What to produce => Copy everything in the data below exactly except the pictures.

# # # # #

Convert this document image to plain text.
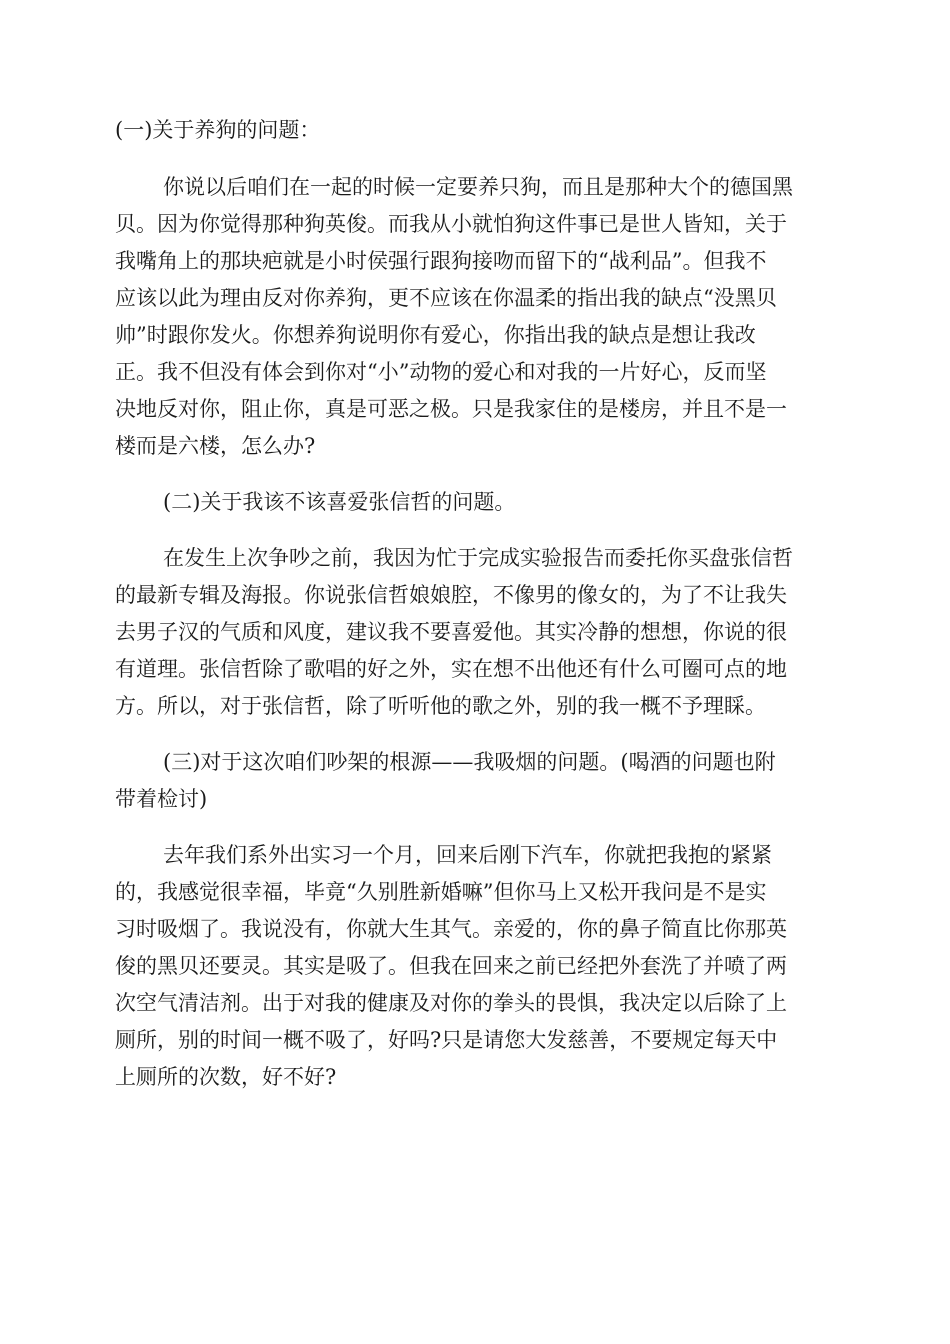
(一)关于养狗的问题：
你说以后咱们在一起的时候一定要养只狗，而且是那种大个的德国黑
贝。因为你觉得那种狗英俊。而我从小就怕狗这件事已是世人皆知，关于
我嘴角上的那块疤就是小时侯强行跟狗接吻而留下的“战利品”。但我不
应该以此为理由反对你养狗，更不应该在你温柔的指出我的缺点“没黑贝
帅”时跟你发火。你想养狗说明你有爱心，你指出我的缺点是想让我改
正。我不但没有体会到你对“小”动物的爱心和对我的一片好心，反而坚
决地反对你，阻止你，真是可恶之极。只是我家住的是楼房，并且不是一
楼而是六楼，怎么办?
(二)关于我该不该喜爱张信哲的问题。
在发生上次争吵之前，我因为忙于完成实验报告而委托你买盘张信哲
的最新专辑及海报。你说张信哲娘娘腔，不像男的像女的，为了不让我失
去男子汉的气质和风度，建议我不要喜爱他。其实冷静的想想，你说的很
有道理。张信哲除了歌唱的好之外，实在想不出他还有什么可圈可点的地
方。所以，对于张信哲，除了听听他的歌之外，别的我一概不予理睬。
(三)对于这次咱们吵架的根源——我吸烟的问题。(喝酒的问题也附
带着检讨)
去年我们系外出实习一个月，回来后刚下汽车，你就把我抱的紧紧
的，我感觉很幸福，毕竟“久别胜新婚嘛”但你马上又松开我问是不是实
习时吸烟了。我说没有，你就大生其气。亲爱的，你的鼻子简直比你那英
俊的黑贝还要灵。其实是吸了。但我在回来之前已经把外套洗了并喷了两
次空气清洁剂。出于对我的健康及对你的拳头的畏惧，我决定以后除了上
厕所，别的时间一概不吸了，好吗?只是请您大发慈善，不要规定每天中
上厕所的次数，好不好?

# # # # #

Final result =>
Convert this document image to plain text.
(一)关于养狗的问题：
你说以后咱们在一起的时候一定要养只狗，而且是那种大个的德国黑
贝。因为你觉得那种狗英俊。而我从小就怕狗这件事已是世人皆知，关于
我嘴角上的那块疤就是小时侯强行跟狗接吻而留下的“战利品”。但我不
应该以此为理由反对你养狗，更不应该在你温柔的指出我的缺点“没黑贝
帅”时跟你发火。你想养狗说明你有爱心，你指出我的缺点是想让我改
正。我不但没有体会到你对“小”动物的爱心和对我的一片好心，反而坚
决地反对你，阻止你，真是可恶之极。只是我家住的是楼房，并且不是一
楼而是六楼，怎么办?
(二)关于我该不该喜爱张信哲的问题。
在发生上次争吵之前，我因为忙于完成实验报告而委托你买盘张信哲
的最新专辑及海报。你说张信哲娘娘腔，不像男的像女的，为了不让我失
去男子汉的气质和风度，建议我不要喜爱他。其实冷静的想想，你说的很
有道理。张信哲除了歌唱的好之外，实在想不出他还有什么可圈可点的地
方。所以，对于张信哲，除了听听他的歌之外，别的我一概不予理睬。
(三)对于这次咱们吵架的根源——我吸烟的问题。(喝酒的问题也附
带着检讨)
去年我们系外出实习一个月，回来后刚下汽车，你就把我抱的紧紧
的，我感觉很幸福，毕竟“久别胜新婚嘛”但你马上又松开我问是不是实
习时吸烟了。我说没有，你就大生其气。亲爱的，你的鼻子简直比你那英
俊的黑贝还要灵。其实是吸了。但我在回来之前已经把外套洗了并喷了两
次空气清洁剂。出于对我的健康及对你的拳头的畏惧，我决定以后除了上
厕所，别的时间一概不吸了，好吗?只是请您大发慈善，不要规定每天中
上厕所的次数，好不好?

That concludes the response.